Pick out all lines of the entries that include the word "direction" and copy them.

[Chart and figure data]

○ ○ ○ ○ ○

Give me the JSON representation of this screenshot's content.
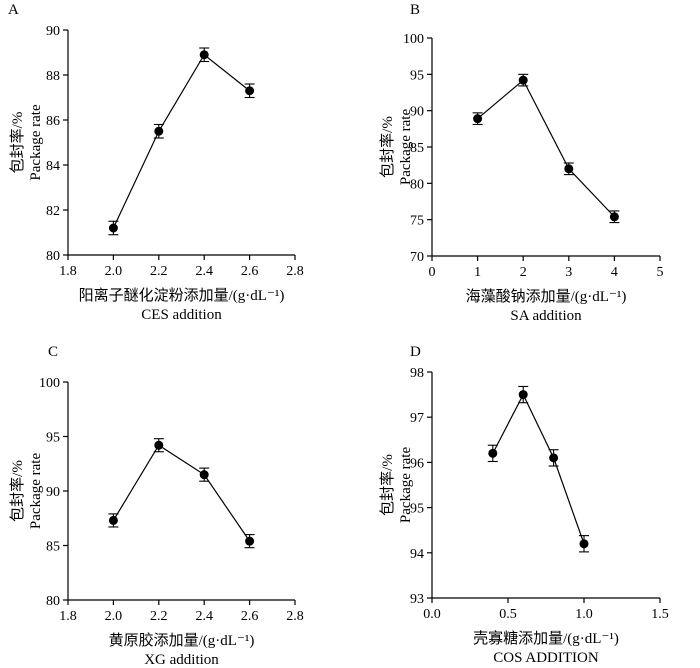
{
  "chart_data": [
    {
      "type": "line",
      "panel_label": "A",
      "xlabel_cn": "阳离子醚化淀粉添加量/(g·dL⁻¹)",
      "xlabel_en": "CES addition",
      "ylabel_cn": "包封率/%",
      "ylabel_en": "Package rate",
      "xlim": [
        1.8,
        2.8
      ],
      "ylim": [
        80,
        90
      ],
      "xticks": [
        1.8,
        2.0,
        2.2,
        2.4,
        2.6,
        2.8
      ],
      "xtick_labels": [
        "1.8",
        "2.0",
        "2.2",
        "2.4",
        "2.6",
        "2.8"
      ],
      "yticks": [
        80,
        82,
        84,
        86,
        88,
        90
      ],
      "ytick_labels": [
        "80",
        "82",
        "84",
        "86",
        "88",
        "90"
      ],
      "x": [
        2.0,
        2.2,
        2.4,
        2.6
      ],
      "y": [
        81.2,
        85.5,
        88.9,
        87.3
      ],
      "err": [
        0.3,
        0.3,
        0.3,
        0.3
      ]
    },
    {
      "type": "line",
      "panel_label": "B",
      "xlabel_cn": "海藻酸钠添加量/(g·dL⁻¹)",
      "xlabel_en": "SA addition",
      "ylabel_cn": "包封率/%",
      "ylabel_en": "Package rate",
      "xlim": [
        0,
        5
      ],
      "ylim": [
        70,
        100
      ],
      "xticks": [
        0,
        1,
        2,
        3,
        4,
        5
      ],
      "xtick_labels": [
        "0",
        "1",
        "2",
        "3",
        "4",
        "5"
      ],
      "yticks": [
        70,
        75,
        80,
        85,
        90,
        95,
        100
      ],
      "ytick_labels": [
        "70",
        "75",
        "80",
        "85",
        "90",
        "95",
        "100"
      ],
      "x": [
        1,
        2,
        3,
        4
      ],
      "y": [
        88.9,
        94.2,
        82.0,
        75.4
      ],
      "err": [
        0.8,
        0.8,
        0.8,
        0.8
      ]
    },
    {
      "type": "line",
      "panel_label": "C",
      "xlabel_cn": "黄原胶添加量/(g·dL⁻¹)",
      "xlabel_en": "XG addition",
      "ylabel_cn": "包封率/%",
      "ylabel_en": "Package rate",
      "xlim": [
        1.8,
        2.8
      ],
      "ylim": [
        80,
        100
      ],
      "xticks": [
        1.8,
        2.0,
        2.2,
        2.4,
        2.6,
        2.8
      ],
      "xtick_labels": [
        "1.8",
        "2.0",
        "2.2",
        "2.4",
        "2.6",
        "2.8"
      ],
      "yticks": [
        80,
        85,
        90,
        95,
        100
      ],
      "ytick_labels": [
        "80",
        "85",
        "90",
        "95",
        "100"
      ],
      "x": [
        2.0,
        2.2,
        2.4,
        2.6
      ],
      "y": [
        87.3,
        94.2,
        91.5,
        85.4
      ],
      "err": [
        0.6,
        0.6,
        0.6,
        0.6
      ]
    },
    {
      "type": "line",
      "panel_label": "D",
      "xlabel_cn": "壳寡糖添加量/(g·dL⁻¹)",
      "xlabel_en": "COS ADDITION",
      "ylabel_cn": "包封率/%",
      "ylabel_en": "Package rate",
      "xlim": [
        0,
        1.5
      ],
      "ylim": [
        93,
        98
      ],
      "xticks": [
        0,
        0.5,
        1.0,
        1.5
      ],
      "xtick_labels": [
        "0.0",
        "0.5",
        "1.0",
        "1.5"
      ],
      "yticks": [
        93,
        94,
        95,
        96,
        97,
        98
      ],
      "ytick_labels": [
        "93",
        "94",
        "95",
        "96",
        "97",
        "98"
      ],
      "x": [
        0.4,
        0.6,
        0.8,
        1.0
      ],
      "y": [
        96.2,
        97.5,
        96.1,
        94.2
      ],
      "err": [
        0.18,
        0.18,
        0.18,
        0.18
      ]
    }
  ]
}
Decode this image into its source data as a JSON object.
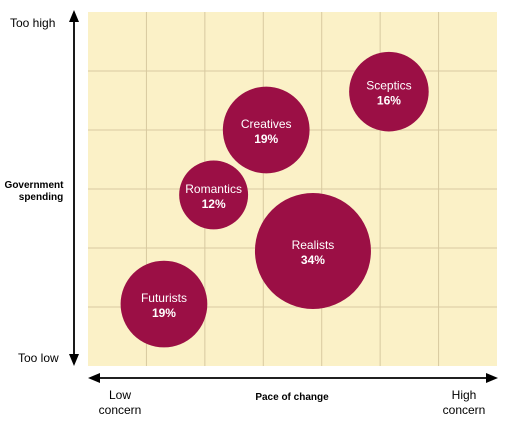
{
  "chart_data": {
    "type": "scatter",
    "title": "",
    "xlabel": "Pace of change",
    "ylabel_lines": [
      "Government",
      "spending"
    ],
    "x_axis": {
      "low_label_lines": [
        "Low",
        "concern"
      ],
      "high_label_lines": [
        "High",
        "concern"
      ]
    },
    "y_axis": {
      "top_label": "Too high",
      "bottom_label": "Too low"
    },
    "xlim": [
      0,
      7
    ],
    "ylim": [
      0,
      6
    ],
    "grid": true,
    "colors": {
      "plot_background": "#fbf1c7",
      "grid": "#d8c9a0",
      "bubble": "#9b0f45",
      "bubble_text": "#ffffff",
      "axis": "#000000"
    },
    "series": [
      {
        "points": [
          {
            "label": "Futurists",
            "value_label": "19%",
            "x": 1.3,
            "y": 1.05,
            "size": 19
          },
          {
            "label": "Romantics",
            "value_label": "12%",
            "x": 2.15,
            "y": 2.9,
            "size": 12
          },
          {
            "label": "Creatives",
            "value_label": "19%",
            "x": 3.05,
            "y": 4.0,
            "size": 19
          },
          {
            "label": "Realists",
            "value_label": "34%",
            "x": 3.85,
            "y": 1.95,
            "size": 34
          },
          {
            "label": "Sceptics",
            "value_label": "16%",
            "x": 5.15,
            "y": 4.65,
            "size": 16
          }
        ]
      }
    ]
  }
}
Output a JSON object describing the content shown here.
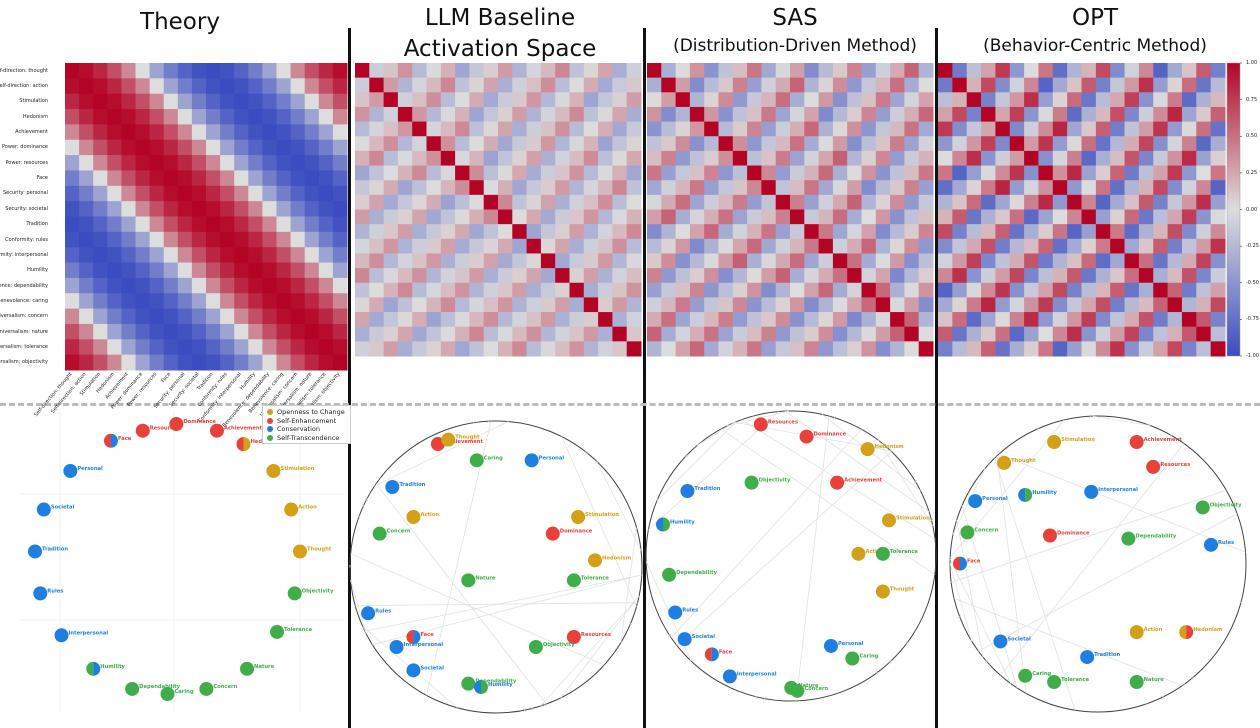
{
  "titles": {
    "theory": "Theory",
    "llm_line1": "LLM Baseline",
    "llm_line2": "Activation Space",
    "sas_main": "SAS",
    "sas_sub": "(Distribution-Driven Method)",
    "opt_main": "OPT",
    "opt_sub": "(Behavior-Centric Method)"
  },
  "colors": {
    "openness": "#d4a017",
    "enhancement": "#e8413a",
    "conservation": "#1f7fe0",
    "transcendence": "#3fae49",
    "heat_neg": "#3b4cc0",
    "heat_mid": "#dddddd",
    "heat_pos": "#b40426"
  },
  "legend": [
    {
      "label": "Openness to Change",
      "group": "openness"
    },
    {
      "label": "Self-Enhancement",
      "group": "enhancement"
    },
    {
      "label": "Conservation",
      "group": "conservation"
    },
    {
      "label": "Self-Transcendence",
      "group": "transcendence"
    }
  ],
  "chart_data": [
    {
      "type": "heatmap",
      "panel": "Theory",
      "labels": [
        "Self-direction: thought",
        "Self-direction: action",
        "Stimulation",
        "Hedonism",
        "Achievement",
        "Power: dominance",
        "Power: resources",
        "Face",
        "Security: personal",
        "Security: societal",
        "Tradition",
        "Conformity: rules",
        "Conformity: interpersonal",
        "Humility",
        "Benevolence: dependability",
        "Benevolence: caring",
        "Universalism: concern",
        "Universalism: nature",
        "Universalism: tolerance",
        "Universalism: objectivity"
      ],
      "value_range": [
        -1,
        1
      ],
      "pattern": "circumplex (correlation decreases with distance around the circle)"
    },
    {
      "type": "heatmap",
      "panel": "LLM Baseline Activation Space",
      "value_range": [
        -1,
        1
      ],
      "pattern": "diagonal 1.0, weak off-diagonal"
    },
    {
      "type": "heatmap",
      "panel": "SAS",
      "value_range": [
        -1,
        1
      ],
      "pattern": "diagonal 1.0, moderate off-diagonal"
    },
    {
      "type": "heatmap",
      "panel": "OPT",
      "value_range": [
        -1,
        1
      ],
      "pattern": "diagonal 1.0, strong off-diagonal",
      "colorbar": {
        "ticks": [
          "1.00",
          "0.75",
          "0.50",
          "0.25",
          "0.00",
          "-0.25",
          "-0.50",
          "-0.75",
          "-1.00"
        ]
      }
    },
    {
      "type": "scatter",
      "panel": "Theory circle",
      "points": [
        {
          "label": "Dominance",
          "groups": [
            "enhancement"
          ],
          "x": 0.55,
          "y": 0.96
        },
        {
          "label": "Achievement",
          "groups": [
            "enhancement"
          ],
          "x": 0.78,
          "y": 0.92
        },
        {
          "label": "Resources",
          "groups": [
            "enhancement"
          ],
          "x": 0.36,
          "y": 0.92
        },
        {
          "label": "Face",
          "groups": [
            "enhancement",
            "conservation"
          ],
          "x": 0.18,
          "y": 0.86
        },
        {
          "label": "Hedonism",
          "groups": [
            "enhancement",
            "openness"
          ],
          "x": 0.93,
          "y": 0.84
        },
        {
          "label": "Stimulation",
          "groups": [
            "openness"
          ],
          "x": 1.1,
          "y": 0.68
        },
        {
          "label": "Action",
          "groups": [
            "openness"
          ],
          "x": 1.2,
          "y": 0.45
        },
        {
          "label": "Thought",
          "groups": [
            "openness"
          ],
          "x": 1.25,
          "y": 0.2
        },
        {
          "label": "Objectivity",
          "groups": [
            "transcendence"
          ],
          "x": 1.22,
          "y": -0.05
        },
        {
          "label": "Tolerance",
          "groups": [
            "transcendence"
          ],
          "x": 1.12,
          "y": -0.28
        },
        {
          "label": "Nature",
          "groups": [
            "transcendence"
          ],
          "x": 0.95,
          "y": -0.5
        },
        {
          "label": "Concern",
          "groups": [
            "transcendence"
          ],
          "x": 0.72,
          "y": -0.62
        },
        {
          "label": "Caring",
          "groups": [
            "transcendence"
          ],
          "x": 0.5,
          "y": -0.65
        },
        {
          "label": "Dependability",
          "groups": [
            "transcendence"
          ],
          "x": 0.3,
          "y": -0.62
        },
        {
          "label": "Humility",
          "groups": [
            "transcendence",
            "conservation"
          ],
          "x": 0.08,
          "y": -0.5
        },
        {
          "label": "Interpersonal",
          "groups": [
            "conservation"
          ],
          "x": -0.1,
          "y": -0.3
        },
        {
          "label": "Rules",
          "groups": [
            "conservation"
          ],
          "x": -0.22,
          "y": -0.05
        },
        {
          "label": "Tradition",
          "groups": [
            "conservation"
          ],
          "x": -0.25,
          "y": 0.2
        },
        {
          "label": "Societal",
          "groups": [
            "conservation"
          ],
          "x": -0.2,
          "y": 0.45
        },
        {
          "label": "Personal",
          "groups": [
            "conservation"
          ],
          "x": -0.05,
          "y": 0.68
        }
      ]
    },
    {
      "type": "scatter",
      "panel": "LLM Baseline circle",
      "points": [
        {
          "label": "Achievement",
          "groups": [
            "enhancement"
          ],
          "x": 0.92,
          "y": 0.93
        },
        {
          "label": "Caring",
          "groups": [
            "transcendence"
          ],
          "x": 1.02,
          "y": 0.86
        },
        {
          "label": "Personal",
          "groups": [
            "conservation"
          ],
          "x": 1.15,
          "y": 0.86
        },
        {
          "label": "Tradition",
          "groups": [
            "conservation"
          ],
          "x": 0.82,
          "y": 0.78
        },
        {
          "label": "Action",
          "groups": [
            "openness"
          ],
          "x": 0.87,
          "y": 0.69
        },
        {
          "label": "Stimulation",
          "groups": [
            "openness"
          ],
          "x": 1.26,
          "y": 0.69
        },
        {
          "label": "Concern",
          "groups": [
            "transcendence"
          ],
          "x": 0.79,
          "y": 0.64
        },
        {
          "label": "Dominance",
          "groups": [
            "enhancement"
          ],
          "x": 1.2,
          "y": 0.64
        },
        {
          "label": "Hedonism",
          "groups": [
            "openness"
          ],
          "x": 1.3,
          "y": 0.56
        },
        {
          "label": "Nature",
          "groups": [
            "transcendence"
          ],
          "x": 1.0,
          "y": 0.5
        },
        {
          "label": "Tolerance",
          "groups": [
            "transcendence"
          ],
          "x": 1.25,
          "y": 0.5
        },
        {
          "label": "Rules",
          "groups": [
            "conservation"
          ],
          "x": 0.76,
          "y": 0.4
        },
        {
          "label": "Resources",
          "groups": [
            "enhancement"
          ],
          "x": 1.25,
          "y": 0.33
        },
        {
          "label": "Face",
          "groups": [
            "enhancement",
            "conservation"
          ],
          "x": 0.87,
          "y": 0.33
        },
        {
          "label": "Objectivity",
          "groups": [
            "transcendence"
          ],
          "x": 1.16,
          "y": 0.3
        },
        {
          "label": "Interpersonal",
          "groups": [
            "conservation"
          ],
          "x": 0.83,
          "y": 0.3
        },
        {
          "label": "Societal",
          "groups": [
            "conservation"
          ],
          "x": 0.87,
          "y": 0.23
        },
        {
          "label": "Dependability",
          "groups": [
            "transcendence"
          ],
          "x": 1.0,
          "y": 0.19
        },
        {
          "label": "Humility",
          "groups": [
            "conservation",
            "transcendence"
          ],
          "x": 1.03,
          "y": 0.18
        },
        {
          "label": "Thought",
          "groups": [
            "openness"
          ],
          "x": 0.95,
          "y": 0.93
        }
      ]
    },
    {
      "type": "scatter",
      "panel": "SAS circle",
      "points": [
        {
          "label": "Resources",
          "groups": [
            "enhancement"
          ],
          "x": 0.4,
          "y": 0.83
        },
        {
          "label": "Dominance",
          "groups": [
            "enhancement"
          ],
          "x": 0.55,
          "y": 0.8
        },
        {
          "label": "Hedonism",
          "groups": [
            "openness"
          ],
          "x": 0.75,
          "y": 0.77
        },
        {
          "label": "Achievement",
          "groups": [
            "enhancement"
          ],
          "x": 0.65,
          "y": 0.69
        },
        {
          "label": "Objectivity",
          "groups": [
            "transcendence"
          ],
          "x": 0.37,
          "y": 0.69
        },
        {
          "label": "Tradition",
          "groups": [
            "conservation"
          ],
          "x": 0.16,
          "y": 0.67
        },
        {
          "label": "Stimulation",
          "groups": [
            "openness"
          ],
          "x": 0.82,
          "y": 0.6
        },
        {
          "label": "Humility",
          "groups": [
            "conservation",
            "transcendence"
          ],
          "x": 0.08,
          "y": 0.59
        },
        {
          "label": "Action",
          "groups": [
            "openness"
          ],
          "x": 0.72,
          "y": 0.52
        },
        {
          "label": "Tolerance",
          "groups": [
            "transcendence"
          ],
          "x": 0.8,
          "y": 0.52
        },
        {
          "label": "Thought",
          "groups": [
            "openness"
          ],
          "x": 0.8,
          "y": 0.43
        },
        {
          "label": "Dependability",
          "groups": [
            "transcendence"
          ],
          "x": 0.1,
          "y": 0.47
        },
        {
          "label": "Rules",
          "groups": [
            "conservation"
          ],
          "x": 0.12,
          "y": 0.38
        },
        {
          "label": "Societal",
          "groups": [
            "conservation"
          ],
          "x": 0.14,
          "y": 0.31
        },
        {
          "label": "Face",
          "groups": [
            "enhancement",
            "conservation"
          ],
          "x": 0.24,
          "y": 0.28
        },
        {
          "label": "Personal",
          "groups": [
            "conservation"
          ],
          "x": 0.63,
          "y": 0.3
        },
        {
          "label": "Caring",
          "groups": [
            "transcendence"
          ],
          "x": 0.7,
          "y": 0.27
        },
        {
          "label": "Interpersonal",
          "groups": [
            "conservation"
          ],
          "x": 0.28,
          "y": 0.2
        },
        {
          "label": "Nature",
          "groups": [
            "transcendence"
          ],
          "x": 0.5,
          "y": 0.2
        },
        {
          "label": "Concern",
          "groups": [
            "transcendence"
          ],
          "x": 0.52,
          "y": 0.19
        }
      ]
    },
    {
      "type": "scatter",
      "panel": "OPT circle",
      "points": [
        {
          "label": "Stimulation",
          "groups": [
            "openness"
          ],
          "x": 0.42,
          "y": 0.89
        },
        {
          "label": "Achievement",
          "groups": [
            "enhancement"
          ],
          "x": 0.62,
          "y": 0.89
        },
        {
          "label": "Thought",
          "groups": [
            "openness"
          ],
          "x": 0.28,
          "y": 0.85
        },
        {
          "label": "Resources",
          "groups": [
            "enhancement"
          ],
          "x": 0.66,
          "y": 0.81
        },
        {
          "label": "Personal",
          "groups": [
            "conservation"
          ],
          "x": 0.2,
          "y": 0.72
        },
        {
          "label": "Humility",
          "groups": [
            "conservation",
            "transcendence"
          ],
          "x": 0.35,
          "y": 0.72
        },
        {
          "label": "Interpersonal",
          "groups": [
            "conservation"
          ],
          "x": 0.51,
          "y": 0.73
        },
        {
          "label": "Objectivity",
          "groups": [
            "transcendence"
          ],
          "x": 0.78,
          "y": 0.68
        },
        {
          "label": "Concern",
          "groups": [
            "transcendence"
          ],
          "x": 0.21,
          "y": 0.6
        },
        {
          "label": "Dominance",
          "groups": [
            "enhancement"
          ],
          "x": 0.41,
          "y": 0.59
        },
        {
          "label": "Dependability",
          "groups": [
            "transcendence"
          ],
          "x": 0.6,
          "y": 0.58
        },
        {
          "label": "Rules",
          "groups": [
            "conservation"
          ],
          "x": 0.8,
          "y": 0.56
        },
        {
          "label": "Face",
          "groups": [
            "enhancement",
            "conservation"
          ],
          "x": 0.18,
          "y": 0.5
        },
        {
          "label": "Action",
          "groups": [
            "openness"
          ],
          "x": 0.62,
          "y": 0.28
        },
        {
          "label": "Hedonism",
          "groups": [
            "openness",
            "enhancement"
          ],
          "x": 0.74,
          "y": 0.28
        },
        {
          "label": "Societal",
          "groups": [
            "conservation"
          ],
          "x": 0.29,
          "y": 0.25
        },
        {
          "label": "Tradition",
          "groups": [
            "conservation"
          ],
          "x": 0.5,
          "y": 0.2
        },
        {
          "label": "Caring",
          "groups": [
            "transcendence"
          ],
          "x": 0.35,
          "y": 0.14
        },
        {
          "label": "Tolerance",
          "groups": [
            "transcendence"
          ],
          "x": 0.42,
          "y": 0.12
        },
        {
          "label": "Nature",
          "groups": [
            "transcendence"
          ],
          "x": 0.62,
          "y": 0.12
        }
      ]
    }
  ]
}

○ ○ ○ ○ ○

- Result for this exercise
        "Self-direction: thought",
        "Self-direction: action",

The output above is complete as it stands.